-- OBJECTIVE --
Set down the full listing exactly as given. Any pictures are to be left out.

-- Stored entries --
** START **
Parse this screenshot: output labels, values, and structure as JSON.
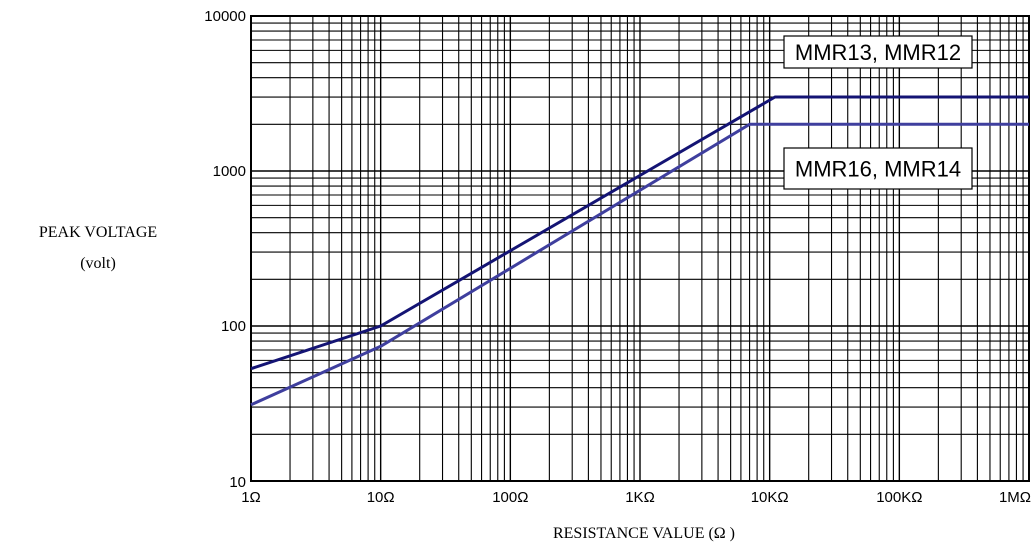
{
  "chart_data": {
    "type": "line",
    "title": "",
    "xlabel": "RESISTANCE VALUE (Ω )",
    "ylabel": "PEAK VOLTAGE",
    "ylabel_unit": "(volt)",
    "x_scale": "log",
    "y_scale": "log",
    "xlim": [
      1,
      1000000
    ],
    "ylim": [
      10,
      10000
    ],
    "grid": true,
    "x_ticks": [
      {
        "value": 1,
        "label": "1Ω"
      },
      {
        "value": 10,
        "label": "10Ω"
      },
      {
        "value": 100,
        "label": "100Ω"
      },
      {
        "value": 1000,
        "label": "1KΩ"
      },
      {
        "value": 10000,
        "label": "10KΩ"
      },
      {
        "value": 100000,
        "label": "100KΩ"
      },
      {
        "value": 1000000,
        "label": "1MΩ"
      }
    ],
    "y_ticks": [
      {
        "value": 10,
        "label": "10"
      },
      {
        "value": 100,
        "label": "100"
      },
      {
        "value": 1000,
        "label": "1000"
      },
      {
        "value": 10000,
        "label": "10000"
      }
    ],
    "series": [
      {
        "name": "MMR13, MMR12",
        "color": "#141474",
        "x": [
          1,
          10,
          11000,
          1000000
        ],
        "y": [
          53,
          100,
          3000,
          3000
        ]
      },
      {
        "name": "MMR16, MMR14",
        "color": "#3f3f9e",
        "x": [
          1,
          10,
          7000,
          1000000
        ],
        "y": [
          31,
          74,
          2000,
          2000
        ]
      }
    ]
  }
}
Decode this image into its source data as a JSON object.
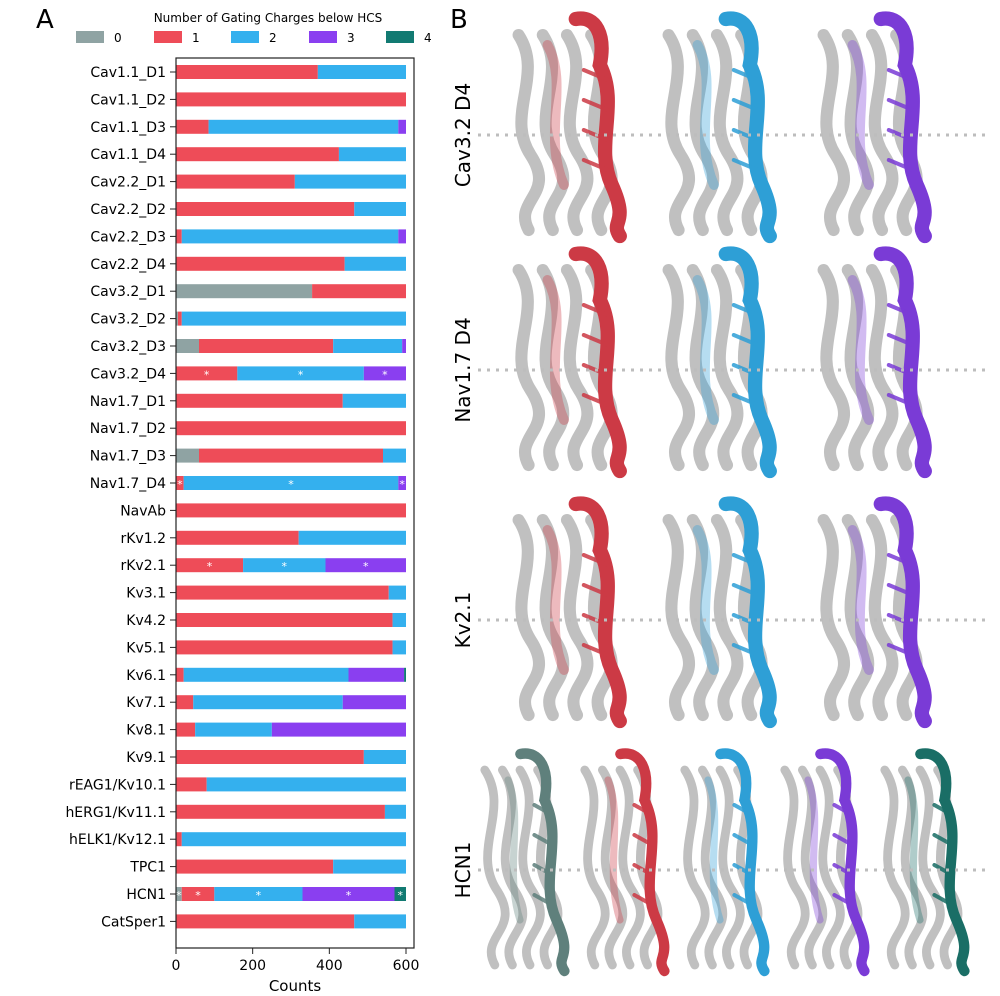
** END **
-- FULL SOLUTION --
Parse this screenshot: output labels, values, and structure as JSON.
{
  "chart_data": {
    "type": "line",
    "title": "",
    "xlabel": "RESISTANCE VALUE (Ω )",
    "ylabel": "PEAK VOLTAGE",
    "ylabel_unit": "(volt)",
    "x_scale": "log",
    "y_scale": "log",
    "xlim": [
      1,
      1000000
    ],
    "ylim": [
      10,
      10000
    ],
    "grid": true,
    "x_ticks": [
      {
        "value": 1,
        "label": "1Ω"
      },
      {
        "value": 10,
        "label": "10Ω"
      },
      {
        "value": 100,
        "label": "100Ω"
      },
      {
        "value": 1000,
        "label": "1KΩ"
      },
      {
        "value": 10000,
        "label": "10KΩ"
      },
      {
        "value": 100000,
        "label": "100KΩ"
      },
      {
        "value": 1000000,
        "label": "1MΩ"
      }
    ],
    "y_ticks": [
      {
        "value": 10,
        "label": "10"
      },
      {
        "value": 100,
        "label": "100"
      },
      {
        "value": 1000,
        "label": "1000"
      },
      {
        "value": 10000,
        "label": "10000"
      }
    ],
    "series": [
      {
        "name": "MMR13, MMR12",
        "color": "#141474",
        "x": [
          1,
          10,
          11000,
          1000000
        ],
        "y": [
          53,
          100,
          3000,
          3000
        ]
      },
      {
        "name": "MMR16, MMR14",
        "color": "#3f3f9e",
        "x": [
          1,
          10,
          7000,
          1000000
        ],
        "y": [
          31,
          74,
          2000,
          2000
        ]
      }
    ]
  }
}
Decode this image into its source data as a JSON object.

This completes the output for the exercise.